What is needed
Your task is to gather the lines below that hold the string "Gloria".

Exercise materials
━━━━━━

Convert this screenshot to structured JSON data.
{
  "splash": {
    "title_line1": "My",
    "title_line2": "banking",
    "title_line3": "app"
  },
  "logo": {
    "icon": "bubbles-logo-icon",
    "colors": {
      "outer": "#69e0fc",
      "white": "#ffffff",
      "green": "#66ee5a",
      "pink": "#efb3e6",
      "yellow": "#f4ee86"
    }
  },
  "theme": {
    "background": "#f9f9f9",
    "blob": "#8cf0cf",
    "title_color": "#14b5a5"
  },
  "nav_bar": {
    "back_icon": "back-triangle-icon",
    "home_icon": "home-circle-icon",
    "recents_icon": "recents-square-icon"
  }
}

━━━━━━

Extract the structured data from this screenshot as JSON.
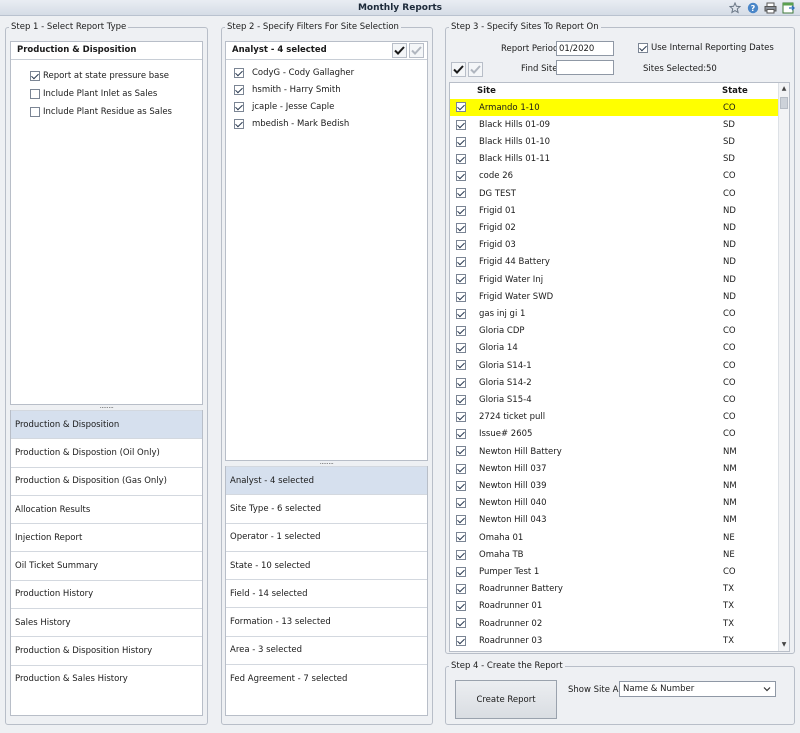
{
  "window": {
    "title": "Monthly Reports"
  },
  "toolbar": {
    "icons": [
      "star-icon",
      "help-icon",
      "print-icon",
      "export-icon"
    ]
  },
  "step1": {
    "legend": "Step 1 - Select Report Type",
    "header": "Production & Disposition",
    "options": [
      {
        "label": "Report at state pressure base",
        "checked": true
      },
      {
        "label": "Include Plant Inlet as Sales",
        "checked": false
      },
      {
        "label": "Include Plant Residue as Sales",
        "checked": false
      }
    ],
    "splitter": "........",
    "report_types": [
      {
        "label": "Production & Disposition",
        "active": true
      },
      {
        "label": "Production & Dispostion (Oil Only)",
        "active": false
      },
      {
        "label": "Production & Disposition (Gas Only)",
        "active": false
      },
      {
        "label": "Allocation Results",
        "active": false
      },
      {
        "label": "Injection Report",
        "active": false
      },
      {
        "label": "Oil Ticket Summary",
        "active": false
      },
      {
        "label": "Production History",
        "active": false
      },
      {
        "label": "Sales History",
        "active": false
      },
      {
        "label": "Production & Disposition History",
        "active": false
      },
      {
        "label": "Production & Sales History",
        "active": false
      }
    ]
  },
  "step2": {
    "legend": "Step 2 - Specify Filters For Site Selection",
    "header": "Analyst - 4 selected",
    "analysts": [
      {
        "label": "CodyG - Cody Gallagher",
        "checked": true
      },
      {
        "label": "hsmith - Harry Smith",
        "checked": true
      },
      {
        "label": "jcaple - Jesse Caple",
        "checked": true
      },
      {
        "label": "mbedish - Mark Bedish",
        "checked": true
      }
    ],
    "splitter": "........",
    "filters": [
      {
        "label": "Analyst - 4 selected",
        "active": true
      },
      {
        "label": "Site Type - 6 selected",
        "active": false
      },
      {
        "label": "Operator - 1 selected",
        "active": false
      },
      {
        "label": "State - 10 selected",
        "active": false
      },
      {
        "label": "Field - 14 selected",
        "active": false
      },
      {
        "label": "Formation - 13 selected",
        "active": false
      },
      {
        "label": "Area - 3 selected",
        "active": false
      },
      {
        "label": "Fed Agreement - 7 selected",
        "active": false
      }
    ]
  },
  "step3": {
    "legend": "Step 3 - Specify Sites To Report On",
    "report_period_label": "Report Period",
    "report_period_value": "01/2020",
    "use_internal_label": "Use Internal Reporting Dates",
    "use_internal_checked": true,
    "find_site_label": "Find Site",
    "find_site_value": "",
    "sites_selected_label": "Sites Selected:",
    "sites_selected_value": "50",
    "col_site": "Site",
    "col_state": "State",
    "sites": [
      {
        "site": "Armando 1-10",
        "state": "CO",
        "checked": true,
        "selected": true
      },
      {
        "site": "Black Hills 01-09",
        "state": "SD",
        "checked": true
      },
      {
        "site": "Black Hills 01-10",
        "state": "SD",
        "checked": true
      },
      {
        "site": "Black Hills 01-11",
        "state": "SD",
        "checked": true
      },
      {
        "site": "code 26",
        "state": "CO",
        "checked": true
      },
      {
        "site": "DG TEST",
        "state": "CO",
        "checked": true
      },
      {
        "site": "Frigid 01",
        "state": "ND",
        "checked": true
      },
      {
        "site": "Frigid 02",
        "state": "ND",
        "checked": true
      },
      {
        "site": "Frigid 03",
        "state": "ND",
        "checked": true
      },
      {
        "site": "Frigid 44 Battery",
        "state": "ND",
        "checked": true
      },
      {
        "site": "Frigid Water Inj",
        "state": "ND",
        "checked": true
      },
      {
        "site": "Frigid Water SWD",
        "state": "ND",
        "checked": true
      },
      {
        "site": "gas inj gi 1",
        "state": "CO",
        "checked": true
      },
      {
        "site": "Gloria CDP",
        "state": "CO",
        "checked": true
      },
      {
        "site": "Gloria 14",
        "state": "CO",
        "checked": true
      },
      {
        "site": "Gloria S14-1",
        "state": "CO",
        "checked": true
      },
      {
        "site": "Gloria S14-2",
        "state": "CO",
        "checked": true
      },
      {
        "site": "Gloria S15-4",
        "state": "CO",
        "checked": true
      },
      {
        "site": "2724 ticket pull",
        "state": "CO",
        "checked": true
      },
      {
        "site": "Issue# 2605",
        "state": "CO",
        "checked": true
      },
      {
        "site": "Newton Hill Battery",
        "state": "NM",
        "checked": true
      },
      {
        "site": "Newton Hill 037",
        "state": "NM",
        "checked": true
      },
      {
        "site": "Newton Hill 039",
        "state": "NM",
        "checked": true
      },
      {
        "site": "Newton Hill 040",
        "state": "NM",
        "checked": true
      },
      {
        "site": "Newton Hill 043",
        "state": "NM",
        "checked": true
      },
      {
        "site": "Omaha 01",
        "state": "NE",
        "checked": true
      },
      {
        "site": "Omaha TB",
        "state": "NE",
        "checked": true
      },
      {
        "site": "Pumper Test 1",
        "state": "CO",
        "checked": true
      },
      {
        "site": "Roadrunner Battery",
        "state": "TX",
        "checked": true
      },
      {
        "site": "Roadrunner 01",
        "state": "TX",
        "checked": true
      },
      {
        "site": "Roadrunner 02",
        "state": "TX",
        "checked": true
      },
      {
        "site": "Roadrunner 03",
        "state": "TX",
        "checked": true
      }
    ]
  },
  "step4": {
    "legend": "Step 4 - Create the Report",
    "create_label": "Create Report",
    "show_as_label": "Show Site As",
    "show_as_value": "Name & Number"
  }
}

━━━━━━

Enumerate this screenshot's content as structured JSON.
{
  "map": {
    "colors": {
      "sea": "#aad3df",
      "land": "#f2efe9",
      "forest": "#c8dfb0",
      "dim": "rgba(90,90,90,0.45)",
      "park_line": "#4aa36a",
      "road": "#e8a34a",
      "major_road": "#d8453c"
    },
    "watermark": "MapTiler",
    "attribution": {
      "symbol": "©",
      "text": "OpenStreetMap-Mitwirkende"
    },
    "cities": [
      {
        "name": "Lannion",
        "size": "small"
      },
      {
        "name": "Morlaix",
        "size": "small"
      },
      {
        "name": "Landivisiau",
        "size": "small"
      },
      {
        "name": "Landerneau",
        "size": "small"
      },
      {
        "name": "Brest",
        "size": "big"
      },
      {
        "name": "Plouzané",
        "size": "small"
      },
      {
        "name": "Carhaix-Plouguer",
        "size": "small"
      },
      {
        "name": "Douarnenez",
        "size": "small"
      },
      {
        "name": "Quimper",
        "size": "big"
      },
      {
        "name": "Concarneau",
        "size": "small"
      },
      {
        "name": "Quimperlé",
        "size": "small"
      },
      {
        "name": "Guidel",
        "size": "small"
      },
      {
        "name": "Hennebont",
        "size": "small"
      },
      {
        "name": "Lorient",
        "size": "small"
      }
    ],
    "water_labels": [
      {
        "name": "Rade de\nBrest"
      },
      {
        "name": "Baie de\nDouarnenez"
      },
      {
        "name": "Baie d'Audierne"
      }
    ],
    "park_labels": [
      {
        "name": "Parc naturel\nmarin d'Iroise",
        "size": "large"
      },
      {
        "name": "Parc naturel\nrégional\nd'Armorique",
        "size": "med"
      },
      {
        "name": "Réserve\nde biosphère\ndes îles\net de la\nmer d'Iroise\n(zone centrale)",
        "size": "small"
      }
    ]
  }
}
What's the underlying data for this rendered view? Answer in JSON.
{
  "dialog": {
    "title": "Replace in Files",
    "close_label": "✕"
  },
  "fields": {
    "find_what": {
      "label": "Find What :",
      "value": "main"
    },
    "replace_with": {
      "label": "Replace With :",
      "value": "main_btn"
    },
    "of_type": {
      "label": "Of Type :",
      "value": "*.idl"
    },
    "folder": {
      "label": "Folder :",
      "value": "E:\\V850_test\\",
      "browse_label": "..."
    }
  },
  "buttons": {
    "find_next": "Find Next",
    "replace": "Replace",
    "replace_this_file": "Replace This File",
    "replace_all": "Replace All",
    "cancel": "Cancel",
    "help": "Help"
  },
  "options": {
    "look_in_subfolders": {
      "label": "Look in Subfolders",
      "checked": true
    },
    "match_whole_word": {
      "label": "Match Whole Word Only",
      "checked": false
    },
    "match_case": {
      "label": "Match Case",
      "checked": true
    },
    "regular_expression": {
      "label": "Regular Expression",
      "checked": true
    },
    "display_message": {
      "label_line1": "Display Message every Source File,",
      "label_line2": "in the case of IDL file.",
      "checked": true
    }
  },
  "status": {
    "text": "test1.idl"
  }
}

━━━━━━

Output for this task
        "site": "Gloria CDP",
        "site": "Gloria 14",
        "site": "Gloria S14-1",
        "site": "Gloria S14-2",
        "site": "Gloria S15-4",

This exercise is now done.